Task goal: Scan the lines below for the word "không". Copy each line you find it in.

»»

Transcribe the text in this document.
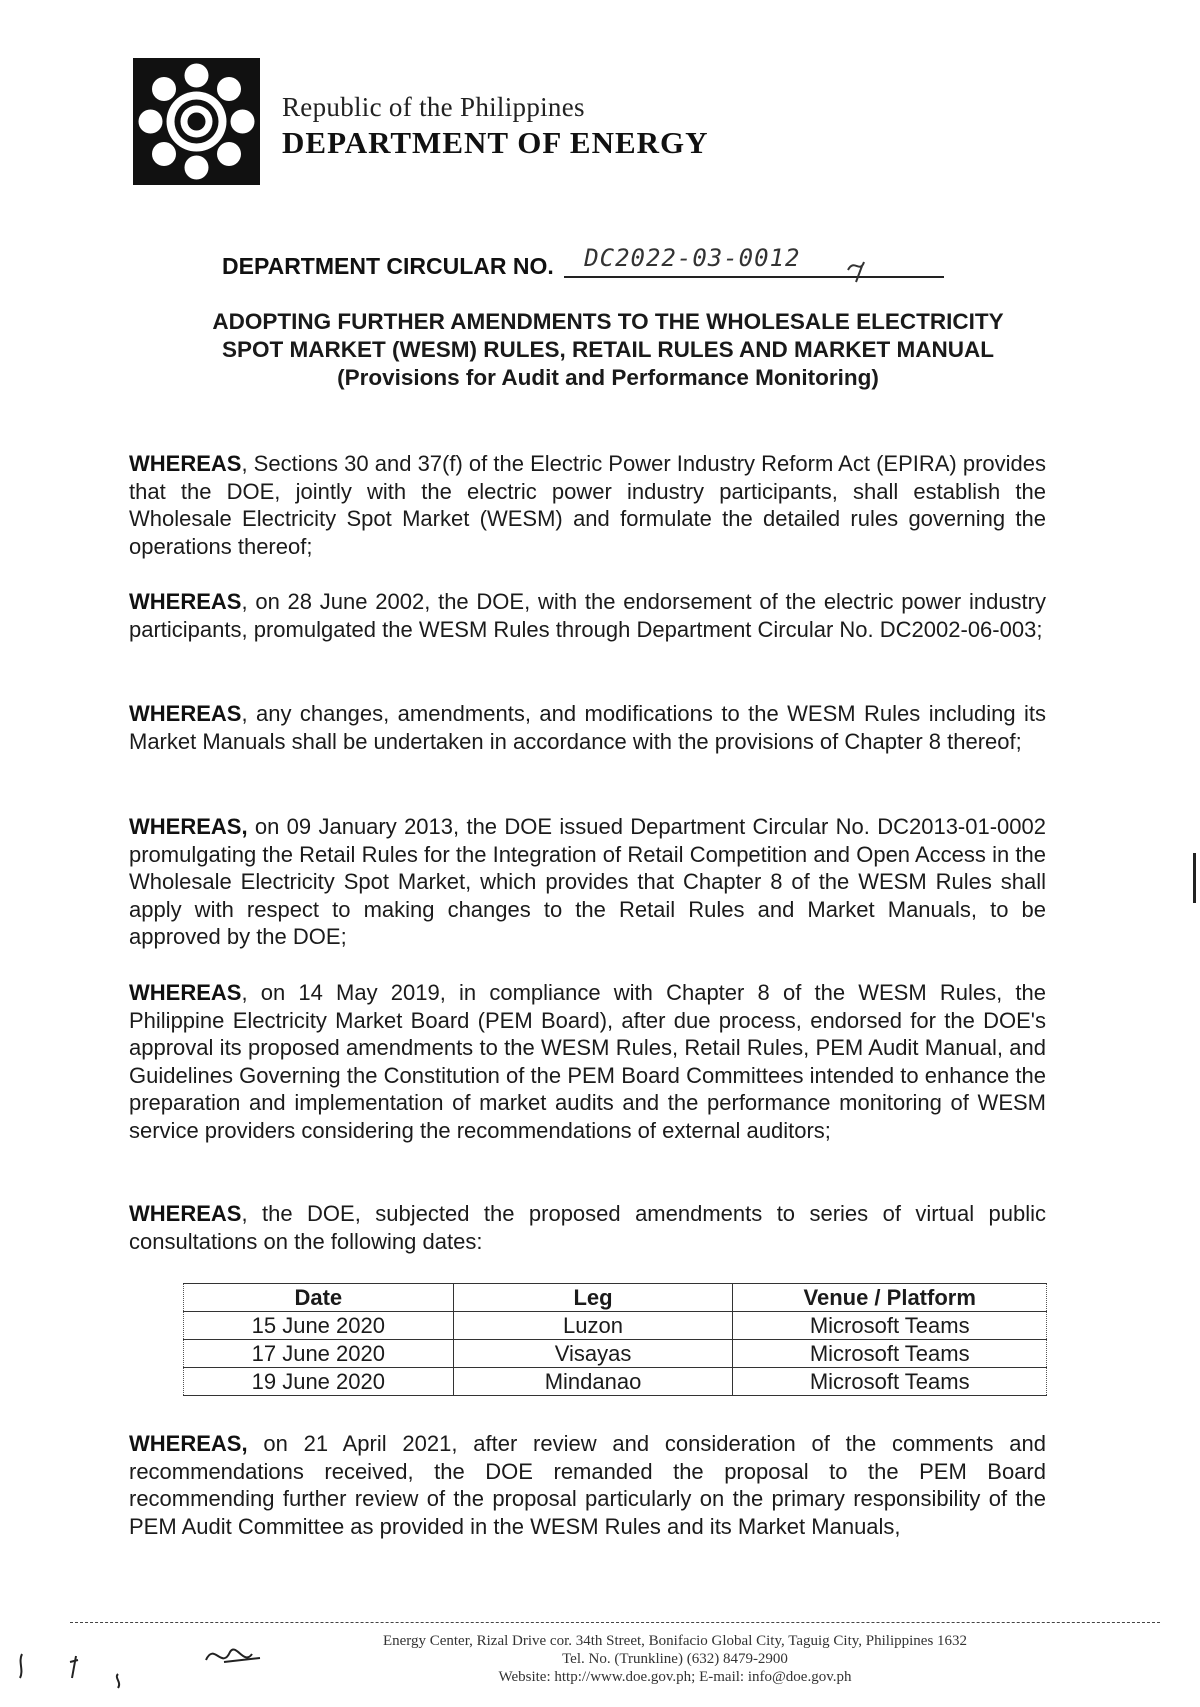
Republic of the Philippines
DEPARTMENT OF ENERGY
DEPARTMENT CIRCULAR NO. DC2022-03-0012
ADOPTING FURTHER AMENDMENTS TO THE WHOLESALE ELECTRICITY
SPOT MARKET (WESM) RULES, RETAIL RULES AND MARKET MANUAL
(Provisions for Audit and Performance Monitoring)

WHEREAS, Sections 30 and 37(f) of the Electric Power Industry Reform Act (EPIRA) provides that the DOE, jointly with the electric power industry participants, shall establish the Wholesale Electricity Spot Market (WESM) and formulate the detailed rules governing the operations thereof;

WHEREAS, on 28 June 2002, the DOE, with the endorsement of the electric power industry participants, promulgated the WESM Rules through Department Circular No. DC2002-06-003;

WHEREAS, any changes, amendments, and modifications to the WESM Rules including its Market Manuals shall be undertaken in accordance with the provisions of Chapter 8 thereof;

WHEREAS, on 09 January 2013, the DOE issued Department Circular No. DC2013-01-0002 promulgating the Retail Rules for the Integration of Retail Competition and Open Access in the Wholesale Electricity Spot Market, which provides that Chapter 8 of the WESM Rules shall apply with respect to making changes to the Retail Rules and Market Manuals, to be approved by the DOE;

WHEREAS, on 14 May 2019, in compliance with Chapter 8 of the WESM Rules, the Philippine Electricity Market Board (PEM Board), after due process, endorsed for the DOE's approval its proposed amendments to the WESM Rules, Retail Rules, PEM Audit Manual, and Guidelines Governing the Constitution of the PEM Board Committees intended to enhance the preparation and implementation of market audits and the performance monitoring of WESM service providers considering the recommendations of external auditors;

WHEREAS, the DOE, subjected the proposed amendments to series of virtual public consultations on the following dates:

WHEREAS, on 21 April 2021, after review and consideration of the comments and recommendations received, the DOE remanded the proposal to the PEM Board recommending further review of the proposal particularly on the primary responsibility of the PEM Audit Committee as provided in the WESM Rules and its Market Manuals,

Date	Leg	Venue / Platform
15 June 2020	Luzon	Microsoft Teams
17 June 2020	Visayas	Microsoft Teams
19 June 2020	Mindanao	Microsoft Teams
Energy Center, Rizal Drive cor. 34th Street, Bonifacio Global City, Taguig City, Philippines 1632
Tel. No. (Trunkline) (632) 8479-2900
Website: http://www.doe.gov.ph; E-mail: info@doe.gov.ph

««
»»

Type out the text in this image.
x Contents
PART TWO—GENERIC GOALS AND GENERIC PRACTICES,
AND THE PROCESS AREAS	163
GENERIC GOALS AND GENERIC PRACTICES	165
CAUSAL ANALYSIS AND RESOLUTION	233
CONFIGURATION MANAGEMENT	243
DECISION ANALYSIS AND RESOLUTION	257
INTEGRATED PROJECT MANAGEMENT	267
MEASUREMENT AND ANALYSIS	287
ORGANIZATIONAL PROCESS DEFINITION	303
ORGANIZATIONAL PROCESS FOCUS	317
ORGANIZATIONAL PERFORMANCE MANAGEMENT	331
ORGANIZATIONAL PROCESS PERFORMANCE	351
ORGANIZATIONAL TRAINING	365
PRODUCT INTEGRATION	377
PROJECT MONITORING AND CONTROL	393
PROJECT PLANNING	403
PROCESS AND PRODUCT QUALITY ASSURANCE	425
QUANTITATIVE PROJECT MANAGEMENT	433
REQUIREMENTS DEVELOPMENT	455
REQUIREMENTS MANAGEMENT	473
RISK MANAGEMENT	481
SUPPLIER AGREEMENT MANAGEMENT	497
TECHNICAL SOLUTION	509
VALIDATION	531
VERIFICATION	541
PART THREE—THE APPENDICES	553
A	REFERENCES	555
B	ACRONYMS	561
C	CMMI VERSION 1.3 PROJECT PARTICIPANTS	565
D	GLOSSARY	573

««
»»

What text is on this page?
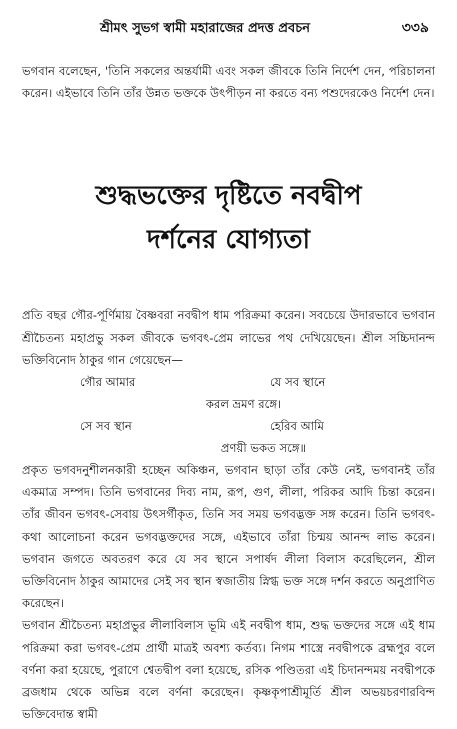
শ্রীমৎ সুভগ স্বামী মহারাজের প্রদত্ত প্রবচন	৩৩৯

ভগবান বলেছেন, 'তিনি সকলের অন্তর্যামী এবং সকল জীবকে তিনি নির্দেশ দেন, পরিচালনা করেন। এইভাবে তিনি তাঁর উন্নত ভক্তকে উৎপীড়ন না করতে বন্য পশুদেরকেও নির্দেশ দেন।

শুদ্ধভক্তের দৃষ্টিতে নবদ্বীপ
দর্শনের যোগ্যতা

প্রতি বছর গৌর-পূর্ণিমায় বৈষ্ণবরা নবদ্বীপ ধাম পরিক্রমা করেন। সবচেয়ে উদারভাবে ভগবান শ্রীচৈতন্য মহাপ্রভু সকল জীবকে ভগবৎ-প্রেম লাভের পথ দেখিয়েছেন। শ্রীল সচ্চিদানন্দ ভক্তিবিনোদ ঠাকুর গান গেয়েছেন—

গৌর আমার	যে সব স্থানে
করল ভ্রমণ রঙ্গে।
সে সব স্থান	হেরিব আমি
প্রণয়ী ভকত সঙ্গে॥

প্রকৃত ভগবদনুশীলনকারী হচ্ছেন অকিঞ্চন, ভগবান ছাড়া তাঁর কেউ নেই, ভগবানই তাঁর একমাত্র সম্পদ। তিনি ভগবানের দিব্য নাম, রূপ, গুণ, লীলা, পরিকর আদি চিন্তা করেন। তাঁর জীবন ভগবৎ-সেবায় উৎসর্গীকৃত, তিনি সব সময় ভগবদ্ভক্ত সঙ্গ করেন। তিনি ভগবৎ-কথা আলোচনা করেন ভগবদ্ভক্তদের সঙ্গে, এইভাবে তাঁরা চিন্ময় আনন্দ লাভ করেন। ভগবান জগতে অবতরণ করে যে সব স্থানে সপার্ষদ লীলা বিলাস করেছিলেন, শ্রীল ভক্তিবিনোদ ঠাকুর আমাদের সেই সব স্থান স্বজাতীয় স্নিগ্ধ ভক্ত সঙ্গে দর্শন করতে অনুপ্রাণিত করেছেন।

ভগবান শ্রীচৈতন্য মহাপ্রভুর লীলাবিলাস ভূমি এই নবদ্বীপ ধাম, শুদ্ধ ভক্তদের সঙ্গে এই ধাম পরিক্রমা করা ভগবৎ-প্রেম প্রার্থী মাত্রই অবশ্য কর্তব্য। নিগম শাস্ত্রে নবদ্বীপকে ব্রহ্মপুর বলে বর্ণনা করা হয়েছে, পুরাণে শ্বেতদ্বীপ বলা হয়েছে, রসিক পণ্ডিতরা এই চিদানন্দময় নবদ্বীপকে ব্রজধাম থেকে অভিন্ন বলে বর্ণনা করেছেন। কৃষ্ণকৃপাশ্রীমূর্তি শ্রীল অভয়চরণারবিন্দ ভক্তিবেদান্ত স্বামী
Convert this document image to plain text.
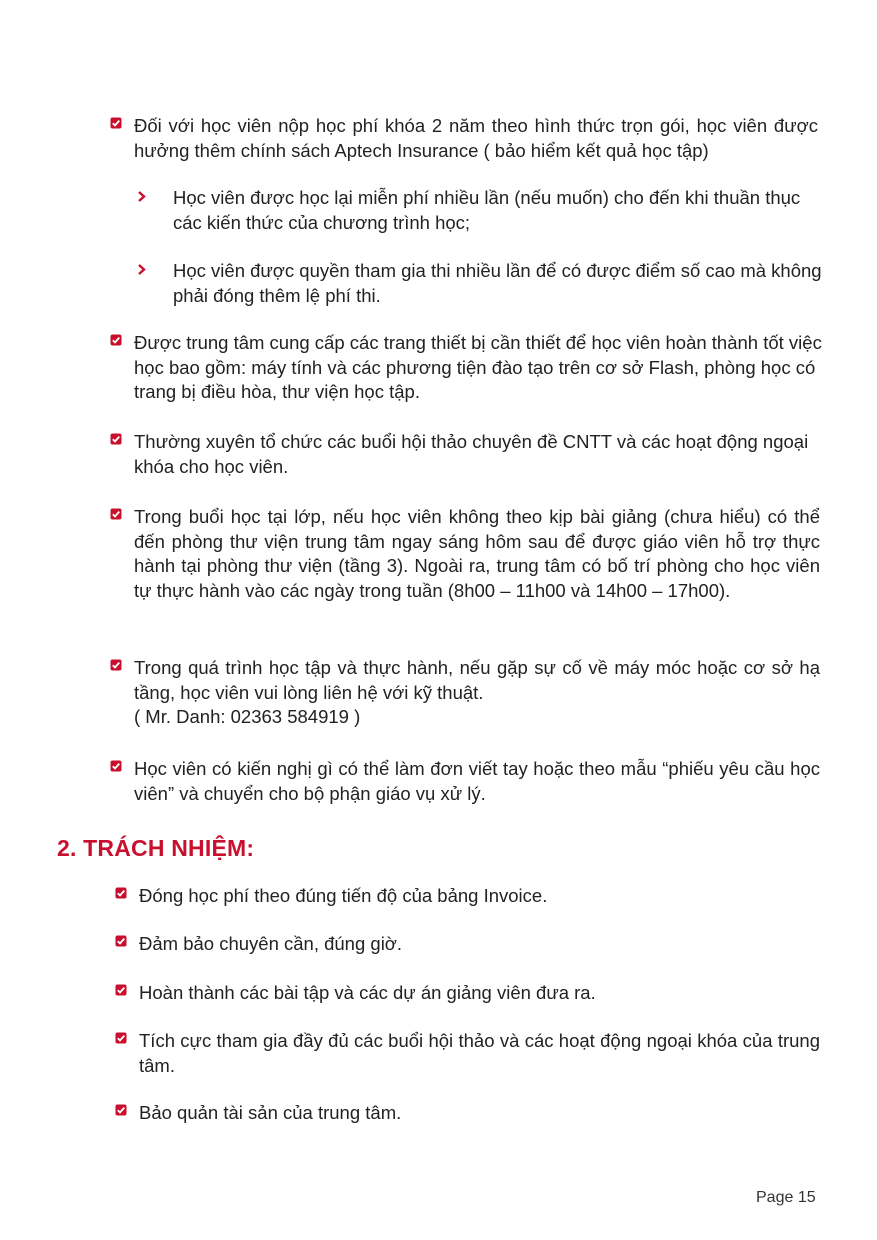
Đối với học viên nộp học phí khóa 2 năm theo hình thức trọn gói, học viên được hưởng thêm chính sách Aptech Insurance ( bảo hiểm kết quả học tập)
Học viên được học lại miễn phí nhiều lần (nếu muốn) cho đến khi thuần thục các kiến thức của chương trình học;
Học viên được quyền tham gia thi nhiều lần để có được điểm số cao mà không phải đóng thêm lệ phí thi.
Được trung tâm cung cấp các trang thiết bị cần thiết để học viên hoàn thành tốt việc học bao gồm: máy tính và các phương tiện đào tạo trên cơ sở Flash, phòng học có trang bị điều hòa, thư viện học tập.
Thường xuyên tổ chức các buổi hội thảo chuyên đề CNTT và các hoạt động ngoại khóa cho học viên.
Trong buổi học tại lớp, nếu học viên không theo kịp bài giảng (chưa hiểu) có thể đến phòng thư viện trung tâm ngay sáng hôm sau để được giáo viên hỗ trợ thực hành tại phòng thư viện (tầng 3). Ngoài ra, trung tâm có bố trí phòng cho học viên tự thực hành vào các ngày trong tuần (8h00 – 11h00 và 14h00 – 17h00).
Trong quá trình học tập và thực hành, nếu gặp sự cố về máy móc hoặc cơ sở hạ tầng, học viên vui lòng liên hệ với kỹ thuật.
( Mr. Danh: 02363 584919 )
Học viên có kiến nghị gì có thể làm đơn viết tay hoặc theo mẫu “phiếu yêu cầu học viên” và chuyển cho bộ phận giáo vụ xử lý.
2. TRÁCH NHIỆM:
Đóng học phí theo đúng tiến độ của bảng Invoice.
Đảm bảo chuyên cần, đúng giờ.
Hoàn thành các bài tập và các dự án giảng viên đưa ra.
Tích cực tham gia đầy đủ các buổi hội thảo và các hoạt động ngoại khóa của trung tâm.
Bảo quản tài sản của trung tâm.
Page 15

««

Solution:
Học viên được quyền tham gia thi nhiều lần để có được điểm số cao mà không phải đóng thêm lệ phí thi.
Trong buổi học tại lớp, nếu học viên không theo kịp bài giảng (chưa hiểu) có thể đến phòng thư viện trung tâm ngay sáng hôm sau để được giáo viên hỗ trợ thực hành tại phòng thư viện (tầng 3). Ngoài ra, trung tâm có bố trí phòng cho học viên tự thực hành vào các ngày trong tuần (8h00 – 11h00 và 14h00 – 17h00).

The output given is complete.